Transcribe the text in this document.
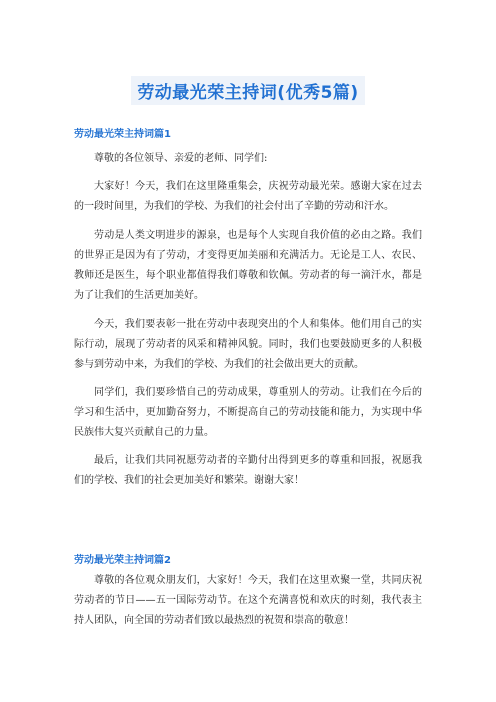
劳动最光荣主持词(优秀5篇)
劳动最光荣主持词篇1

尊敬的各位领导、亲爱的老师、同学们:

大家好！今天，我们在这里隆重集会，庆祝劳动最光荣。感谢大家在过去的一段时间里，为我们的学校、为我们的社会付出了辛勤的劳动和汗水。

劳动是人类文明进步的源泉，也是每个人实现自我价值的必由之路。我们的世界正是因为有了劳动，才变得更加美丽和充满活力。无论是工人、农民、教师还是医生，每个职业都值得我们尊敬和钦佩。劳动者的每一滴汗水，都是为了让我们的生活更加美好。

今天，我们要表彰一批在劳动中表现突出的个人和集体。他们用自己的实际行动，展现了劳动者的风采和精神风貌。同时，我们也要鼓励更多的人积极参与到劳动中来，为我们的学校、为我们的社会做出更大的贡献。

同学们，我们要珍惜自己的劳动成果，尊重别人的劳动。让我们在今后的学习和生活中，更加勤奋努力，不断提高自己的劳动技能和能力，为实现中华民族伟大复兴贡献自己的力量。

最后，让我们共同祝愿劳动者的辛勤付出得到更多的尊重和回报，祝愿我们的学校、我们的社会更加美好和繁荣。谢谢大家！

劳动最光荣主持词篇2

尊敬的各位观众朋友们，大家好！今天，我们在这里欢聚一堂，共同庆祝劳动者的节日——五一国际劳动节。在这个充满喜悦和欢庆的时刻，我代表主持人团队，向全国的劳动者们致以最热烈的祝贺和崇高的敬意！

Job: Images must not appear in the copy; reproduce everything else in the records verbatim.

Solution to this task:
Transcribe the text in this document.
劳动最光荣主持词(优秀5篇)
劳动最光荣主持词篇1

尊敬的各位领导、亲爱的老师、同学们:

大家好！今天，我们在这里隆重集会，庆祝劳动最光荣。感谢大家在过去的一段时间里，为我们的学校、为我们的社会付出了辛勤的劳动和汗水。

劳动是人类文明进步的源泉，也是每个人实现自我价值的必由之路。我们的世界正是因为有了劳动，才变得更加美丽和充满活力。无论是工人、农民、教师还是医生，每个职业都值得我们尊敬和钦佩。劳动者的每一滴汗水，都是为了让我们的生活更加美好。

今天，我们要表彰一批在劳动中表现突出的个人和集体。他们用自己的实际行动，展现了劳动者的风采和精神风貌。同时，我们也要鼓励更多的人积极参与到劳动中来，为我们的学校、为我们的社会做出更大的贡献。

同学们，我们要珍惜自己的劳动成果，尊重别人的劳动。让我们在今后的学习和生活中，更加勤奋努力，不断提高自己的劳动技能和能力，为实现中华民族伟大复兴贡献自己的力量。

最后，让我们共同祝愿劳动者的辛勤付出得到更多的尊重和回报，祝愿我们的学校、我们的社会更加美好和繁荣。谢谢大家！

劳动最光荣主持词篇2

尊敬的各位观众朋友们，大家好！今天，我们在这里欢聚一堂，共同庆祝劳动者的节日——五一国际劳动节。在这个充满喜悦和欢庆的时刻，我代表主持人团队，向全国的劳动者们致以最热烈的祝贺和崇高的敬意！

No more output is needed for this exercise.